Im Anschluss an eine Revision des SECO forderte die Kasse mit Verfügung vom 30.
Mai 2014 bezogene Leistungen in der Höhe von Fr. 4'654.60 zurück, die sie für
die Zeit ab Mai 2013 ausgerichtet hatte. Zur Begründung gab sie an, die
Rahmenfrist für den Leistungsbezug beginne neu am 1. Mai 2013, da erst ab
diesem Zeitpunkt sämtliche Anspruchsvoraussetzungen erfüllt seien. Vom 1.
Januar bis 30. April 2013 sei A.________ in einem finanziell zumutbaren
Arbeitsverhältnis bei der C.________ AG unter Vertrag gewesen. Der versicherte
Verdienst sei deshalb unter Mitberücksichtigung des Einkommens aus dieser
Anstellung zu ermitteln. Ausserdem seien die von der B.________ AG im November
und Dezember 2012 ausgerichteten Leistungs- und Verhaltensprämien bei der
Berechnung des versicherten Verdienstes anteilmässig auf das ganze Jahr 2012
anzurechnen. Aus diesen Korrekturen resultiere ein - niedrigerer - versicherter
Verdienst von Fr. 6'254.-. Daran hielt die Kasse auf Einsprache hin fest
(Einspracheentscheid vom 3. September 2014).

Ausschnitt aus einer Datendatei:
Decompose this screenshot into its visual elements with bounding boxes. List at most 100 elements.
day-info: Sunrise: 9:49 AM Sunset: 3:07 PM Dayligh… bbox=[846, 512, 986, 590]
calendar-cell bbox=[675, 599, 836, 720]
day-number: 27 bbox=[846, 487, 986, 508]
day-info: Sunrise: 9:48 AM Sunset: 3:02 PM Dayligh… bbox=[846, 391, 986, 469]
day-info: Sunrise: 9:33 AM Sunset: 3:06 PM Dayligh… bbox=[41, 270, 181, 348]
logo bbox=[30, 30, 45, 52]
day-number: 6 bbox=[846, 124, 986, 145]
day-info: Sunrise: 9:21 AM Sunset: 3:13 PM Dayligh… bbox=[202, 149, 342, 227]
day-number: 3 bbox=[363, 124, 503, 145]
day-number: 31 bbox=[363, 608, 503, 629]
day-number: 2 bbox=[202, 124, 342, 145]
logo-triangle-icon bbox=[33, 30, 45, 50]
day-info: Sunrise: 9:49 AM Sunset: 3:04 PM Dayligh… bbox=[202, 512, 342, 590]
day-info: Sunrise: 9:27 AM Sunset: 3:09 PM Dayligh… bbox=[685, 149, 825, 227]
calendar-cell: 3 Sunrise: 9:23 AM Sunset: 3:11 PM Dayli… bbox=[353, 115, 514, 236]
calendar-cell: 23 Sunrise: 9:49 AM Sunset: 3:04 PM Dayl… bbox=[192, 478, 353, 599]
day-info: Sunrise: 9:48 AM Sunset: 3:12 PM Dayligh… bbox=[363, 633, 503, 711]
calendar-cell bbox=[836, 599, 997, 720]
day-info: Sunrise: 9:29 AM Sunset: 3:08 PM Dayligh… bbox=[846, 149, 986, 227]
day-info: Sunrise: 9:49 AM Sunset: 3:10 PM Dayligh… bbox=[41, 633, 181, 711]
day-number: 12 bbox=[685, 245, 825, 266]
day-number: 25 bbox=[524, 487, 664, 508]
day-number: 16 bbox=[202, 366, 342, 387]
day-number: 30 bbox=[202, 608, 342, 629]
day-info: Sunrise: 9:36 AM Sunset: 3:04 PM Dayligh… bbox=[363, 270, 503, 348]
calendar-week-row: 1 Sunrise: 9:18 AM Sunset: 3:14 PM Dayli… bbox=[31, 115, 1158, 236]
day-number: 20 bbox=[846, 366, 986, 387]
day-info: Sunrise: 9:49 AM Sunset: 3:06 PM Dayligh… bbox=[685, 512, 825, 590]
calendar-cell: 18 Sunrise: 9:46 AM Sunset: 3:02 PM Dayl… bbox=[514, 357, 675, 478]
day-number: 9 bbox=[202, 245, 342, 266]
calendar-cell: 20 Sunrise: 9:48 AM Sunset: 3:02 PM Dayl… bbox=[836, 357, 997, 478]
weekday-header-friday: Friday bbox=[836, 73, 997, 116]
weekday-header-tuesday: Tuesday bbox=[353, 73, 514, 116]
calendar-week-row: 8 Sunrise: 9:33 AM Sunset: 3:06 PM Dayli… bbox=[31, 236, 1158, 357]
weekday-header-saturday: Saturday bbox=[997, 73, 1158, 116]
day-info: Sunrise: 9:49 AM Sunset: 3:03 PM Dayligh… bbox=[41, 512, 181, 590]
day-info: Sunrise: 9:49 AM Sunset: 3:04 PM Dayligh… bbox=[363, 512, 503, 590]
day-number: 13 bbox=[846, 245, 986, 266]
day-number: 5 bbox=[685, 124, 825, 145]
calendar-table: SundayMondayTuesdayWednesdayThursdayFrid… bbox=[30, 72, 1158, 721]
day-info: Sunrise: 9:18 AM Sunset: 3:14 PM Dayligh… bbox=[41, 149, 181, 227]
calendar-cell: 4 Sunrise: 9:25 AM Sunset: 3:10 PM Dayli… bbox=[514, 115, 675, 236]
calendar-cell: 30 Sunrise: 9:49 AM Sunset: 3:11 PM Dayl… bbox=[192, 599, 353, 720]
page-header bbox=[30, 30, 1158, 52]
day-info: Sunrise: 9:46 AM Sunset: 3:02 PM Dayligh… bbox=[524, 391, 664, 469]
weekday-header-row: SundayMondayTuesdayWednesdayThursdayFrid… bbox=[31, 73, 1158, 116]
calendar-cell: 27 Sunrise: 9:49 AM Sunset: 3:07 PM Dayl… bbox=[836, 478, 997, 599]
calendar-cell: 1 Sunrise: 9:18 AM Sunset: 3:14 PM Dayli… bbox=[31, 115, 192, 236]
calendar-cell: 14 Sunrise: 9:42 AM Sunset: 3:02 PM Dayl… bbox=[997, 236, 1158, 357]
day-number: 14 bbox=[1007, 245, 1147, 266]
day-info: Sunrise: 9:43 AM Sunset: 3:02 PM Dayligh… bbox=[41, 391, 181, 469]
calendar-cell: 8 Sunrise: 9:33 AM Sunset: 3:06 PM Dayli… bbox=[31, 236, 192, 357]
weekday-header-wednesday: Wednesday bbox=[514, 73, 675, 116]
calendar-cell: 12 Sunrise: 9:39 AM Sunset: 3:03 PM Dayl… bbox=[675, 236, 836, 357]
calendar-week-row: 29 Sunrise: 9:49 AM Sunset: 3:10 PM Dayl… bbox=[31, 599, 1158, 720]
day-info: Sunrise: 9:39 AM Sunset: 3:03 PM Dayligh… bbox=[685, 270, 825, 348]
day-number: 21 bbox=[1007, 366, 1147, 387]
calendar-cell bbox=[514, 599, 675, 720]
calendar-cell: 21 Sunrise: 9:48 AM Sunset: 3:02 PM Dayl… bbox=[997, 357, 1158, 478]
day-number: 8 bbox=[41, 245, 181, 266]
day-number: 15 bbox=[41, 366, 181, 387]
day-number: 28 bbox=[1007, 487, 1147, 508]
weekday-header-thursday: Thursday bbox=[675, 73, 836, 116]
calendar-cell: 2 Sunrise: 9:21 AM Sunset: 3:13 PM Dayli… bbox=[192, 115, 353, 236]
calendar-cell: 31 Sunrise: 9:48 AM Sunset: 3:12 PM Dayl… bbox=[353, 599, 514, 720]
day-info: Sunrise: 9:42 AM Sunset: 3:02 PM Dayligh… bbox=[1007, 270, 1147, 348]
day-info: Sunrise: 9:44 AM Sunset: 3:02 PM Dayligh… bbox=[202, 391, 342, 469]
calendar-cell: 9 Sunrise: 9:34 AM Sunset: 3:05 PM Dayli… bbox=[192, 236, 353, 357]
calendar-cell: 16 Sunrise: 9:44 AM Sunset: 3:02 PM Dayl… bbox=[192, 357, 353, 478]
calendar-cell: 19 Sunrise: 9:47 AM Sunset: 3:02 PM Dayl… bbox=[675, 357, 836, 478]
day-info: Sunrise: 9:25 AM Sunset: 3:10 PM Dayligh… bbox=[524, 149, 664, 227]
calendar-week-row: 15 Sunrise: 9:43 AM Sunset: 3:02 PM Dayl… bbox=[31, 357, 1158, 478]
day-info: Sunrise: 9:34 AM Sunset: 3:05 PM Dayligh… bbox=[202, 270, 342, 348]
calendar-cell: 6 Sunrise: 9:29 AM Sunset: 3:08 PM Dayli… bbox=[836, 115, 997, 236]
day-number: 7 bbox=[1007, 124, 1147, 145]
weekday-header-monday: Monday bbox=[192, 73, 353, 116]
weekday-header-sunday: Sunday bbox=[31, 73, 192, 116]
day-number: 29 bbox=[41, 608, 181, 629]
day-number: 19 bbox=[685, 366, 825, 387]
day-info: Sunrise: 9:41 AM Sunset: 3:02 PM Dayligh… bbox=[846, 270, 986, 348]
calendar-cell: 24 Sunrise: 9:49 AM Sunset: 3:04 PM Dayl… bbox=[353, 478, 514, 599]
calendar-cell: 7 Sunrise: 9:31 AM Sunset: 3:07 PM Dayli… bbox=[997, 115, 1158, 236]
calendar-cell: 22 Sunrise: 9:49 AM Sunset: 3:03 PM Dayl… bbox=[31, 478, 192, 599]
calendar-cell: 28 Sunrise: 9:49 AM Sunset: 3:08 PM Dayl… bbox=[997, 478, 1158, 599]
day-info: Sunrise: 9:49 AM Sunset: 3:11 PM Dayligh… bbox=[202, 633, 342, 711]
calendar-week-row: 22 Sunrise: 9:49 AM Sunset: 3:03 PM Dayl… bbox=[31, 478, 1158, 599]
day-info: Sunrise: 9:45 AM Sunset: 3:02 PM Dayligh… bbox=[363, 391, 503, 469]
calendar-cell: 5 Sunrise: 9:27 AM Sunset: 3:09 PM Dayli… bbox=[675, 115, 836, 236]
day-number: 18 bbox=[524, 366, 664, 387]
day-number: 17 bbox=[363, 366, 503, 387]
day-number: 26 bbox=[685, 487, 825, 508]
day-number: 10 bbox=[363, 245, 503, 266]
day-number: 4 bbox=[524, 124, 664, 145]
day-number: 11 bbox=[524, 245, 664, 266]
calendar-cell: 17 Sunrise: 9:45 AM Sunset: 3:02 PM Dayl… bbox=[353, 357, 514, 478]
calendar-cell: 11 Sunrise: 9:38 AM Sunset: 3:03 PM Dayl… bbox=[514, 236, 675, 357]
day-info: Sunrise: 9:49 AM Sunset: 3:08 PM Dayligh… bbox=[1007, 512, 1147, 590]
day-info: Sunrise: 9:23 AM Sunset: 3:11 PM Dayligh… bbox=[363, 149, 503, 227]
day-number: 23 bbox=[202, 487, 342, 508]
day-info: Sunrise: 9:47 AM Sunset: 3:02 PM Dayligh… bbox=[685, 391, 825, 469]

== Ihre Aufgaben ==
[A] Fassen Sie den Absatz des Textauszugs, der mit „Im Anschluss an eine Revision“ beginnt, als Stichpunktliste zusammen. Die wesentlichen Fakten müssen erhalten bleiben.
[B] Schreiben Sie die Zeilen der Datensätze unverändert ab. Beginnen Sie mit der ersten Zeile der Datensätze und gehen Sie bis einschließlich der Zeile mit „day-info: Sunrise: 9:49 AM Sunset: 3:06“.

== Ergebnisse ==
[A]
- Nach einer Revision des SECO forderte die Kasse mit Verfügung vom 30. Mai 2014 Leistungen von Fr. 4'654.60 zurück, die sie ab Mai 2013 ausgerichtet hatte.
- Begründung: Die Rahmenfrist für den Leistungsbezug beginne neu am 1. Mai 2013, weil erst ab dann alle Anspruchsvoraussetzungen erfüllt seien.
- Vom 1. Januar bis 30. April 2013 sei A.________ in einem finanziell zumutbaren Arbeitsverhältnis bei der C.________ AG unter Vertrag gewesen. Dieses Einkommen sei beim versicherten Verdienst mitzuberücksichtigen.
- Die Leistungs- und Verhaltensprämien der B.________ AG aus November und Dezember 2012 seien anteilmässig auf das ganze Jahr 2012 anzurechnen.
- Ergebnis der Korrekturen: ein niedrigerer versicherter Verdienst von Fr. 6'254.-.
- Im Einspracheentscheid vom 3. September 2014 hielt die Kasse daran fest.

[B]
Decompose this screenshot into its visual elements with bounding boxes. List at most 100 elements.
day-info: Sunrise: 9:49 AM Sunset: 3:07 PM Dayligh… bbox=[846, 512, 986, 590]
calendar-cell bbox=[675, 599, 836, 720]
day-number: 27 bbox=[846, 487, 986, 508]
day-info: Sunrise: 9:48 AM Sunset: 3:02 PM Dayligh… bbox=[846, 391, 986, 469]
day-info: Sunrise: 9:33 AM Sunset: 3:06 PM Dayligh… bbox=[41, 270, 181, 348]
logo bbox=[30, 30, 45, 52]
day-number: 6 bbox=[846, 124, 986, 145]
day-info: Sunrise: 9:21 AM Sunset: 3:13 PM Dayligh… bbox=[202, 149, 342, 227]
day-number: 3 bbox=[363, 124, 503, 145]
day-number: 31 bbox=[363, 608, 503, 629]
day-number: 2 bbox=[202, 124, 342, 145]
logo-triangle-icon bbox=[33, 30, 45, 50]
day-info: Sunrise: 9:49 AM Sunset: 3:04 PM Dayligh… bbox=[202, 512, 342, 590]
day-info: Sunrise: 9:27 AM Sunset: 3:09 PM Dayligh… bbox=[685, 149, 825, 227]
calendar-cell: 3 Sunrise: 9:23 AM Sunset: 3:11 PM Dayli… bbox=[353, 115, 514, 236]
calendar-cell: 23 Sunrise: 9:49 AM Sunset: 3:04 PM Dayl… bbox=[192, 478, 353, 599]
day-info: Sunrise: 9:48 AM Sunset: 3:12 PM Dayligh… bbox=[363, 633, 503, 711]
calendar-cell bbox=[836, 599, 997, 720]
day-info: Sunrise: 9:29 AM Sunset: 3:08 PM Dayligh… bbox=[846, 149, 986, 227]
day-info: Sunrise: 9:49 AM Sunset: 3:10 PM Dayligh… bbox=[41, 633, 181, 711]
day-number: 12 bbox=[685, 245, 825, 266]
day-number: 25 bbox=[524, 487, 664, 508]
day-number: 16 bbox=[202, 366, 342, 387]
day-number: 30 bbox=[202, 608, 342, 629]
day-info: Sunrise: 9:36 AM Sunset: 3:04 PM Dayligh… bbox=[363, 270, 503, 348]
calendar-week-row: 1 Sunrise: 9:18 AM Sunset: 3:14 PM Dayli… bbox=[31, 115, 1158, 236]
day-number: 20 bbox=[846, 366, 986, 387]
day-info: Sunrise: 9:49 AM Sunset: 3:06 PM Dayligh… bbox=[685, 512, 825, 590]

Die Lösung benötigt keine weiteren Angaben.